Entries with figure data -
^^^^^^^^
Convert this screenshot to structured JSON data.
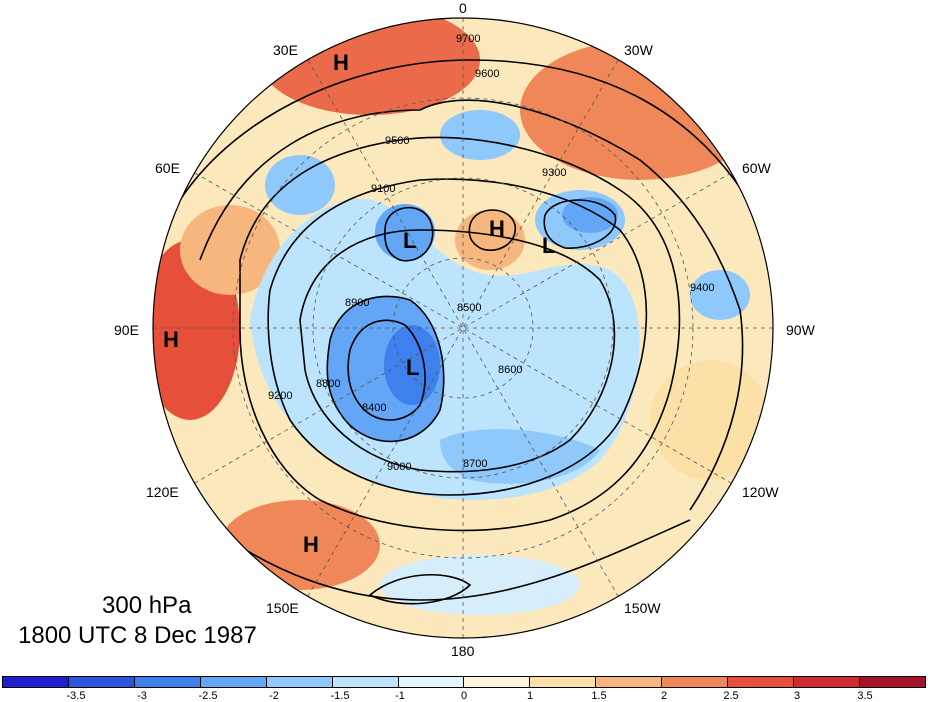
{
  "map": {
    "level_label": "300 hPa",
    "time_label": "1800 UTC 8 Dec 1987",
    "longitude_labels": [
      "0",
      "30W",
      "60W",
      "90W",
      "120W",
      "150W",
      "180",
      "150E",
      "120E",
      "90E",
      "60E",
      "30E"
    ],
    "pressure_centers": [
      "H",
      "H",
      "H",
      "H",
      "L",
      "L",
      "L"
    ],
    "contour_labels": [
      "9700",
      "9600",
      "9500",
      "9400",
      "9300",
      "9200",
      "9100",
      "9000",
      "8900",
      "8800",
      "8700",
      "8600",
      "8500",
      "8400"
    ]
  },
  "colorbar": {
    "labels": [
      "-3.5",
      "-3",
      "-2.5",
      "-2",
      "-1.5",
      "-1",
      "0",
      "1",
      "1.5",
      "2",
      "2.5",
      "3",
      "3.5"
    ],
    "colors": [
      "#1f1fd0",
      "#2a55e0",
      "#3d80ee",
      "#62a6f5",
      "#8fc8fb",
      "#bce4fd",
      "#e2f6fe",
      "#fdf6dc",
      "#fbe0a8",
      "#f7b67e",
      "#f08759",
      "#e6503b",
      "#cf2a2e",
      "#a5122a"
    ]
  }
}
^^^^^^^^
Exercise - All of the material above is to be copied exactly, except for its images.

Expected output -
Convert this screenshot to structured JSON data.
{
  "map": {
    "level_label": "300 hPa",
    "time_label": "1800 UTC 8 Dec 1987",
    "longitude_labels": [
      "0",
      "30W",
      "60W",
      "90W",
      "120W",
      "150W",
      "180",
      "150E",
      "120E",
      "90E",
      "60E",
      "30E"
    ],
    "pressure_centers": [
      "H",
      "H",
      "H",
      "H",
      "L",
      "L",
      "L"
    ],
    "contour_labels": [
      "9700",
      "9600",
      "9500",
      "9400",
      "9300",
      "9200",
      "9100",
      "9000",
      "8900",
      "8800",
      "8700",
      "8600",
      "8500",
      "8400"
    ]
  },
  "colorbar": {
    "labels": [
      "-3.5",
      "-3",
      "-2.5",
      "-2",
      "-1.5",
      "-1",
      "0",
      "1",
      "1.5",
      "2",
      "2.5",
      "3",
      "3.5"
    ],
    "colors": [
      "#1f1fd0",
      "#2a55e0",
      "#3d80ee",
      "#62a6f5",
      "#8fc8fb",
      "#bce4fd",
      "#e2f6fe",
      "#fdf6dc",
      "#fbe0a8",
      "#f7b67e",
      "#f08759",
      "#e6503b",
      "#cf2a2e",
      "#a5122a"
    ]
  }
}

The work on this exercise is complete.